§ TEXT EXCERPT:
■ ■ ■ ■ ■
Auburn football: B/R correctly deems 4th quarter vs. Aggies biggest loser of the weekend
Bleacher Report called Auburn football’s fourth-quarter performance against the Texas A&M Aggies one of the biggest losers of the weekend.
31-20 was the final on the Plains on Saturday, and the War Eagle has made it clear already that Auburn football’s Saturday afternoon loss to the Texas A&M Aggies at Jordan-Hare Stadium was not the fault of Bo Nix:
"Nix was valiant in his 11 rushing attempts, good for the most attempts of any Tiger. Cartavious “Tank” Bigsby was limited to nine carries, but made the most of them, rushing for 76 yards and 8.4 per rush. Nix fell just shy of 50 yards (49) but found the endzone through the ground on two different occasions.Unfortunately, the Auburn defense couldn’t stop the Texas A&M offense’s marches down the field."
In the grand scheme of things, the Tigers’ loss to Texas A&M was not all that unexpected. While Auburn fans were surely hoping the season would shake out better than the current 5-4 record indicates, beating the #5 team in the country–one that has only proven incapable of beating the Alabama Crimson Tide, who quite clearly the best team in college football.
The Tide rolled again on Saturday with a dominant showing over the defending national champion LSU Tigers, but let’s focus on Alabama’s other team…our beloved but troubled Auburn football Tigers.
Early on, as Bleacher Report’s Kerry Miller pointed out in his Week 14 Winners and Losers, an upset seemed not only possible but actively likely:
"For the first three quarters of its home game against No. 5 Texas A&M, Auburn was cooking up a major upset.Excluding the one-play “drive” to end the first half, the Tigers assembled four consecutive scoring drives of at least 70 yards. Bo Nix had a couple of heartbreaking misses on passes, but he also did his best Harry Houdini impression for a go-ahead rushing touchdown on one of those drives. Meanwhile, Auburn’s defense was having a solid bend-don’t-break afternoon en route to a 20-14 lead at the end of the third quarter."
■ ■ ■ ■ ■
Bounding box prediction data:

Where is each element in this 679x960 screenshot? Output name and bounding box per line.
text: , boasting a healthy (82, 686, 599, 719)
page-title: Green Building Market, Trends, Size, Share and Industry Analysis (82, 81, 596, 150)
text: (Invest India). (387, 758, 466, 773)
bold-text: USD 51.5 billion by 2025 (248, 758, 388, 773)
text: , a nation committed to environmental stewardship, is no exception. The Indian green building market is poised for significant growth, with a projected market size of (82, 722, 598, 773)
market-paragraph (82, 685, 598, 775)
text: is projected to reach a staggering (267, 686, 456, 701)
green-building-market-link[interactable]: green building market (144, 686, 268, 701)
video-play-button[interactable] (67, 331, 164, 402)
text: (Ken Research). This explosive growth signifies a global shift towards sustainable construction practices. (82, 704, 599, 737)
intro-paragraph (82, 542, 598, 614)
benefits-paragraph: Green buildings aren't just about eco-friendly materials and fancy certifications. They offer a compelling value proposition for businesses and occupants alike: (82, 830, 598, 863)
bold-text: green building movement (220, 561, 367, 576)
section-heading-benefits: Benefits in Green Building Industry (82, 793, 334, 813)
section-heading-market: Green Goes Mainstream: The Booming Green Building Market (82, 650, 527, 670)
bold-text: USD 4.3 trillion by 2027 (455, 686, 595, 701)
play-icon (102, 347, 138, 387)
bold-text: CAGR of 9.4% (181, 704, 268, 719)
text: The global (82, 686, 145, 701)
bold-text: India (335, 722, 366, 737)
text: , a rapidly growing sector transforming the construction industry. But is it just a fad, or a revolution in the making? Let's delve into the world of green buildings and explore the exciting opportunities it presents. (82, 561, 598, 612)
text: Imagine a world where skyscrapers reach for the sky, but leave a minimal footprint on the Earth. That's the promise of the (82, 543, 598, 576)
■ ■ ■ ■ ■
§ WHAT TO WORK ON:
- A) In the Auburn football article, how many rushing yards did Cartavious "Tank" Bigsby gain on his nine carries?
- B) From the Auburn football article, extract the passage beginning with "The Tide rolled" up to and including "Auburn football Tigers.".

§ WRITTEN ANSWERS:
- A) 76 yards

- B)
The Tide rolled again on Saturday with a dominant showing over the defending national champion LSU Tigers, but let’s focus on Alabama’s other team…our beloved but troubled Auburn football Tigers.